DIRECTIVE:
Gather all lines from the material that contain the word "Початимся".
***
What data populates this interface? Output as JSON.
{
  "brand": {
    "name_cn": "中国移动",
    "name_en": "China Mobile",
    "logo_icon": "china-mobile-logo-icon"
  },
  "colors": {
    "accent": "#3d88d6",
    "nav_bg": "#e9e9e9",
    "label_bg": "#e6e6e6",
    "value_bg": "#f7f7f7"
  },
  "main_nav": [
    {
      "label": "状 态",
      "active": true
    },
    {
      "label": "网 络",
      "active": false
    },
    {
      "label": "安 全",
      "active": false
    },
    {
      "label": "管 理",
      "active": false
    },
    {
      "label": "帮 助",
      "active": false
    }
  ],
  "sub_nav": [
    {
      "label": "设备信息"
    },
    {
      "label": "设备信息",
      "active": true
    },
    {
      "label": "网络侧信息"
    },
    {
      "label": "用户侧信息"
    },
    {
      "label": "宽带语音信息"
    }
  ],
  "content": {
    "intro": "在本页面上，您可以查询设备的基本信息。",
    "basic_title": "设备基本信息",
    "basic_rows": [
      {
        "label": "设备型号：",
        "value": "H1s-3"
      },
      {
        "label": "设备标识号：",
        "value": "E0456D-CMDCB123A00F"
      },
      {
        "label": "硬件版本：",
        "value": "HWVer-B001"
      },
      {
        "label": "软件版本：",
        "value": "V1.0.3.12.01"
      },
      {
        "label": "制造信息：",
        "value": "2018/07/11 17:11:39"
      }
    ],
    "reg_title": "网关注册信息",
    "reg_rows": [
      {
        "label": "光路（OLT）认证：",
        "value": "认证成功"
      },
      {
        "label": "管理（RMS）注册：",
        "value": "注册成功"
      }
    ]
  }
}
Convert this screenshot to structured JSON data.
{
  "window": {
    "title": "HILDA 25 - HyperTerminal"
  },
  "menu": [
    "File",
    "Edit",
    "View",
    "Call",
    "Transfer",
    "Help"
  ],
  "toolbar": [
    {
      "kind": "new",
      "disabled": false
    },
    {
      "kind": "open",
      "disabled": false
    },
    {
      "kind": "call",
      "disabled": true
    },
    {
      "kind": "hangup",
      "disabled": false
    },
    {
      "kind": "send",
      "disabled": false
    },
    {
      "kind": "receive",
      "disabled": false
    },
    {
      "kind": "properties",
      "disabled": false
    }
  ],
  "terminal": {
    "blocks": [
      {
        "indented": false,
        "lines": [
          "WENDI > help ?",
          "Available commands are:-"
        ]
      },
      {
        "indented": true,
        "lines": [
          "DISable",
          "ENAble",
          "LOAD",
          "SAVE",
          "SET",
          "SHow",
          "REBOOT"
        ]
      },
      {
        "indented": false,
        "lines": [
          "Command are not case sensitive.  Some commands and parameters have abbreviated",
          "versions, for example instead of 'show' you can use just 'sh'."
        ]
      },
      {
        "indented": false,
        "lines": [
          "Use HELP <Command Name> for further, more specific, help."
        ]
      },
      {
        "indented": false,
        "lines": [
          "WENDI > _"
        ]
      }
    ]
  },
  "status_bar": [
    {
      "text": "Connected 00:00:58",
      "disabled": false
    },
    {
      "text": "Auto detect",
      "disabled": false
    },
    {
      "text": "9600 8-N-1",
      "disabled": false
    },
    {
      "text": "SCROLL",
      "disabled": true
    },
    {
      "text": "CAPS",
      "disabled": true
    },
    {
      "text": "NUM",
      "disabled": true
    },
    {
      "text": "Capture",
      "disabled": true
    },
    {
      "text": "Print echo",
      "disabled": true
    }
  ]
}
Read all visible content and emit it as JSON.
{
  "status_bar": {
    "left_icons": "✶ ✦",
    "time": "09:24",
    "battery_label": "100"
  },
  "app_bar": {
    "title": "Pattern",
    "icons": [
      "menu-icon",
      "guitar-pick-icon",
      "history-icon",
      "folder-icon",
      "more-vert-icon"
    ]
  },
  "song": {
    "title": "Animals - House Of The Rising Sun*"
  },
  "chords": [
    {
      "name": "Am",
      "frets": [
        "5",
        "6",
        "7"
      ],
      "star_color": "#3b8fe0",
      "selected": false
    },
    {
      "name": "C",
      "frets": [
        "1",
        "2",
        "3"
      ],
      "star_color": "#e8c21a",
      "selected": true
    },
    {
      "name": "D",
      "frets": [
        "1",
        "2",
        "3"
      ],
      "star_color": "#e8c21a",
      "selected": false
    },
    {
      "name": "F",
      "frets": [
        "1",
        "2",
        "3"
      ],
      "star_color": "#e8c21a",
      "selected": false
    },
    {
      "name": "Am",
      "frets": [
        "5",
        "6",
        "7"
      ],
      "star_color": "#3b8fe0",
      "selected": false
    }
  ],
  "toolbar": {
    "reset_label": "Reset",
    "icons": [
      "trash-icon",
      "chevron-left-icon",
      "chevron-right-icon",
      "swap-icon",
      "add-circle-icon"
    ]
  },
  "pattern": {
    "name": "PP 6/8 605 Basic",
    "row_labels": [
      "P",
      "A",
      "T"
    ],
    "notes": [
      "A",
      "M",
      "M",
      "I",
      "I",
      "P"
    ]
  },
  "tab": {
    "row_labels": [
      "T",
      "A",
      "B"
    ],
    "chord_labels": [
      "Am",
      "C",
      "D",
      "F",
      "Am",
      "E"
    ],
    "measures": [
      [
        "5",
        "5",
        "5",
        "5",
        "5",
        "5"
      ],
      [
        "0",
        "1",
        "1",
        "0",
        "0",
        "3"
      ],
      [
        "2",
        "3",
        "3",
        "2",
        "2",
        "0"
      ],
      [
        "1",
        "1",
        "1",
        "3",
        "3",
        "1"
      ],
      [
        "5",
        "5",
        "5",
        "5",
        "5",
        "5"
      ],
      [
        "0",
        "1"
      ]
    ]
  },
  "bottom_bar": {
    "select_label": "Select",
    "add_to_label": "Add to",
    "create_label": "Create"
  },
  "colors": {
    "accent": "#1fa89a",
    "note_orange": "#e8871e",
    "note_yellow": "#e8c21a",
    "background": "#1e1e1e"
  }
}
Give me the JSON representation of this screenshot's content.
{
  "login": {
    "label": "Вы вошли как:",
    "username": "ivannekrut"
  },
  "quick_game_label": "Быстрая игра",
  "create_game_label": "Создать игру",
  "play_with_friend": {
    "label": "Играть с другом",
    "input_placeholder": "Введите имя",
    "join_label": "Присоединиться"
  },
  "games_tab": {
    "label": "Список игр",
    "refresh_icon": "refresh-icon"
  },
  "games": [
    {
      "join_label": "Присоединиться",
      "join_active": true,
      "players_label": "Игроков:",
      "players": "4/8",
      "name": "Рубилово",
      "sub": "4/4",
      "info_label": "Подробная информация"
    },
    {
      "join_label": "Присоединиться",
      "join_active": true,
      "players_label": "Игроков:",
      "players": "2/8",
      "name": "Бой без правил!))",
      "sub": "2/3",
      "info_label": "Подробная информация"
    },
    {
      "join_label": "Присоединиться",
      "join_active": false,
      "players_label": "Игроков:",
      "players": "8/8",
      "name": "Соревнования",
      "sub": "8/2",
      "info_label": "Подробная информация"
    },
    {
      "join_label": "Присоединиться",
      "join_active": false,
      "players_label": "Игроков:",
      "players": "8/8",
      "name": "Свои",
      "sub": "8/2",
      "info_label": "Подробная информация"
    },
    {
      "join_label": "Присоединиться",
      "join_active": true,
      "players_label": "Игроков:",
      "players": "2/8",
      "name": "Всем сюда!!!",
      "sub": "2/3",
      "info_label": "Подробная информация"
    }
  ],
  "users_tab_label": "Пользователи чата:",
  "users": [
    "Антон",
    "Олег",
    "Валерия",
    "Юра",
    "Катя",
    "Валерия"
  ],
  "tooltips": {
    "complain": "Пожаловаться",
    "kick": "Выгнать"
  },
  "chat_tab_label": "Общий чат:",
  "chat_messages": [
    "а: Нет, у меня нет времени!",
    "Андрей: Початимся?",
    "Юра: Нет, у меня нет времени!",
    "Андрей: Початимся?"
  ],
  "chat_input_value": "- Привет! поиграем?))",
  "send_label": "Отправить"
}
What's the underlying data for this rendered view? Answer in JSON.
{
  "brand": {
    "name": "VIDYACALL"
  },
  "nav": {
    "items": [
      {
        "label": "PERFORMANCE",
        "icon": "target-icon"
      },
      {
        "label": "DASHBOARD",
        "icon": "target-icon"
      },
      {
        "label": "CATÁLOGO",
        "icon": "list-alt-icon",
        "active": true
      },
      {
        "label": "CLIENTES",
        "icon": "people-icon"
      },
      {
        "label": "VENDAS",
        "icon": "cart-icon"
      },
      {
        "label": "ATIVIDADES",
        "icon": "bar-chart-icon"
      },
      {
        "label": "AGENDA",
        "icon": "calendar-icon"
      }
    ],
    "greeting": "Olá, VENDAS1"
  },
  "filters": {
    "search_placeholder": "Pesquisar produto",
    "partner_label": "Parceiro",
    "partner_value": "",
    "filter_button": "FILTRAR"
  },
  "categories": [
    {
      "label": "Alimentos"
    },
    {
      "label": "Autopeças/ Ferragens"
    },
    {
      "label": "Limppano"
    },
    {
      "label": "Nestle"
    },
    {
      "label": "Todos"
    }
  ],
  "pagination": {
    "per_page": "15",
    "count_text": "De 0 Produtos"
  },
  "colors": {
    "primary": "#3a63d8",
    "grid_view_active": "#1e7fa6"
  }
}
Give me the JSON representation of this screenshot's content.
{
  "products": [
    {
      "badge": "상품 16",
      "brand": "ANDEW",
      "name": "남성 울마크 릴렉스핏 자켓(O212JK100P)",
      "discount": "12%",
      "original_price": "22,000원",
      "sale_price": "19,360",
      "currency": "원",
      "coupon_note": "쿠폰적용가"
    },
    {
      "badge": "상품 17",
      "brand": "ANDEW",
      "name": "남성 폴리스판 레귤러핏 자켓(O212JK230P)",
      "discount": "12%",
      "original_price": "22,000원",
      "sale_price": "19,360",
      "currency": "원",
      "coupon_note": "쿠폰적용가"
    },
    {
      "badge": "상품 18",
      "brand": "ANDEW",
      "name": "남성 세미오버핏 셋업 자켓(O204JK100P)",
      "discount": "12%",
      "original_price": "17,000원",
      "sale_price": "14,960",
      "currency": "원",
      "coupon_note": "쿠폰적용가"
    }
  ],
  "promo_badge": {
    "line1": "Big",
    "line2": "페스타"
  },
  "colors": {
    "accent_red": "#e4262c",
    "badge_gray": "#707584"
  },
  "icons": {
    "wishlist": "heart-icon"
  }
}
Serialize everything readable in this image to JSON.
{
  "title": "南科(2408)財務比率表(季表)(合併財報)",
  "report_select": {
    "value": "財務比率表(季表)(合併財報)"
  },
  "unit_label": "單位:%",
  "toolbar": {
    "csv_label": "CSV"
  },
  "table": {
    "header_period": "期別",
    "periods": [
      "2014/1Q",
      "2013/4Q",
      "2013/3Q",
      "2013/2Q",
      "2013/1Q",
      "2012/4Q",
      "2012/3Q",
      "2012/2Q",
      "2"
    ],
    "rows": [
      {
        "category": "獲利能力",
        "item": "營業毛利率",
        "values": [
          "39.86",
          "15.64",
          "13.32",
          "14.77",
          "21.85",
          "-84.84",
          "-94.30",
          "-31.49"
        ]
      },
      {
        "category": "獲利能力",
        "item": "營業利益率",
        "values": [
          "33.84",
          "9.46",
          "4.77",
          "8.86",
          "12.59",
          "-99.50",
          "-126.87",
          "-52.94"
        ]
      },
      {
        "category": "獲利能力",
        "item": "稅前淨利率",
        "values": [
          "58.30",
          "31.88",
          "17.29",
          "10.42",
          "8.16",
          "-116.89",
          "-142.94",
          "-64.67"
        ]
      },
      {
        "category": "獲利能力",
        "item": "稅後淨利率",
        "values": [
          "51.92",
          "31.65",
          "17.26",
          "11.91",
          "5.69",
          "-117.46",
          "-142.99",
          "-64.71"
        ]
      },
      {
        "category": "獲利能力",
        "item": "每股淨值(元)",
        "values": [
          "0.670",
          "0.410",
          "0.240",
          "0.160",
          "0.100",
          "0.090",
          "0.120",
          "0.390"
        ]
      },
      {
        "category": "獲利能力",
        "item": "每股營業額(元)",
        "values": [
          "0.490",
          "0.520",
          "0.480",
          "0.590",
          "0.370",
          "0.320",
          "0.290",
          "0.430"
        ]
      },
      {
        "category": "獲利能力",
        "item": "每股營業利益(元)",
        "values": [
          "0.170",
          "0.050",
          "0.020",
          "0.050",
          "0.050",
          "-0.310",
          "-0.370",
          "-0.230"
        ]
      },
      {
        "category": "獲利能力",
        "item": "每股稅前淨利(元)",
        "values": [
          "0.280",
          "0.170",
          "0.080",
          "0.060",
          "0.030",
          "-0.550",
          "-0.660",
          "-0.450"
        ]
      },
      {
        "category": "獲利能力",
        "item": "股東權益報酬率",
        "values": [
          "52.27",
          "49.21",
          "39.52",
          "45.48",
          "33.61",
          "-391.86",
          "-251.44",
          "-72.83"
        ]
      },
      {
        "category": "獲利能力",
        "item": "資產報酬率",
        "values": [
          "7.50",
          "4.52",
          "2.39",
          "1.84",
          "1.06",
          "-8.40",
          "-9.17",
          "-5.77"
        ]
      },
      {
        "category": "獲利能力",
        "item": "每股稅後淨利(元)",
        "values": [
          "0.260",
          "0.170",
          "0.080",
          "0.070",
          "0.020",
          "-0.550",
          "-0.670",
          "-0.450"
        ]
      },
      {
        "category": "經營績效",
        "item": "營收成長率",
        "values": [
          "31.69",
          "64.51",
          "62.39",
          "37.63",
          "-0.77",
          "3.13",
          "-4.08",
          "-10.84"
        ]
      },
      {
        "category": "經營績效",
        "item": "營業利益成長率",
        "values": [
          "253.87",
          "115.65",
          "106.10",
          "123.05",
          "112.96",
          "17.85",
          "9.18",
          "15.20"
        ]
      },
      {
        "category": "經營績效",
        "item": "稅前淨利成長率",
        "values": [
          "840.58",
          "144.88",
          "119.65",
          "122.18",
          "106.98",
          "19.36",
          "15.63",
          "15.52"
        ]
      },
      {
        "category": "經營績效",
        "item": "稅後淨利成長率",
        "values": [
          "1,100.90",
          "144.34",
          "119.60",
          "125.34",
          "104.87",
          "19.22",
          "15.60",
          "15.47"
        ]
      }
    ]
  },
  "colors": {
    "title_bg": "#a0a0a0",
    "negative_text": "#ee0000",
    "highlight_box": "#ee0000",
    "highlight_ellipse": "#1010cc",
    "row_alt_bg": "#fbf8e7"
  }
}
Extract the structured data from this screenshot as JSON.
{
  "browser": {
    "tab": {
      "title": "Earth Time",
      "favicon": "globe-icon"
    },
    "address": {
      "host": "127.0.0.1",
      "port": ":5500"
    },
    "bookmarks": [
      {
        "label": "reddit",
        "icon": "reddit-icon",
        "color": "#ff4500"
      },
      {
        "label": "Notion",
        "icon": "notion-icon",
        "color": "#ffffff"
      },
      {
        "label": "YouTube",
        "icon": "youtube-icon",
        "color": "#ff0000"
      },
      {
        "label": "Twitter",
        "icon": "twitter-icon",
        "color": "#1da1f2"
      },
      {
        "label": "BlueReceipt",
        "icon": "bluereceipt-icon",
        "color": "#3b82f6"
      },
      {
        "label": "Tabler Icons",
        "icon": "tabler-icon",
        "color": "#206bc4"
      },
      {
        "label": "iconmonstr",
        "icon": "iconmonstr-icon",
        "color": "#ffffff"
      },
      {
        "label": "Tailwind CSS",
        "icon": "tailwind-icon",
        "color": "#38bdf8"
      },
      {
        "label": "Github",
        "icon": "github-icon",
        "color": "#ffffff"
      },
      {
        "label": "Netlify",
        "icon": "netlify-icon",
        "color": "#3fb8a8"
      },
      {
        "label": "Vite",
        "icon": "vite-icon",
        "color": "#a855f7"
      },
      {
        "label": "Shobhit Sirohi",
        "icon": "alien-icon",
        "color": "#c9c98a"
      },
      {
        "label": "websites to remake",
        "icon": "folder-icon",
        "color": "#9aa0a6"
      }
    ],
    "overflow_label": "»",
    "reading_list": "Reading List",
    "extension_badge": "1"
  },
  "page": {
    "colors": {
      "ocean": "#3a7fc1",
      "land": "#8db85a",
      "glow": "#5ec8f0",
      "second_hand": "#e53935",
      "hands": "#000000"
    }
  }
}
***
EXERCISE SOLUTION:
    "Андрей: Початимся?",
    "Андрей: Початимся?"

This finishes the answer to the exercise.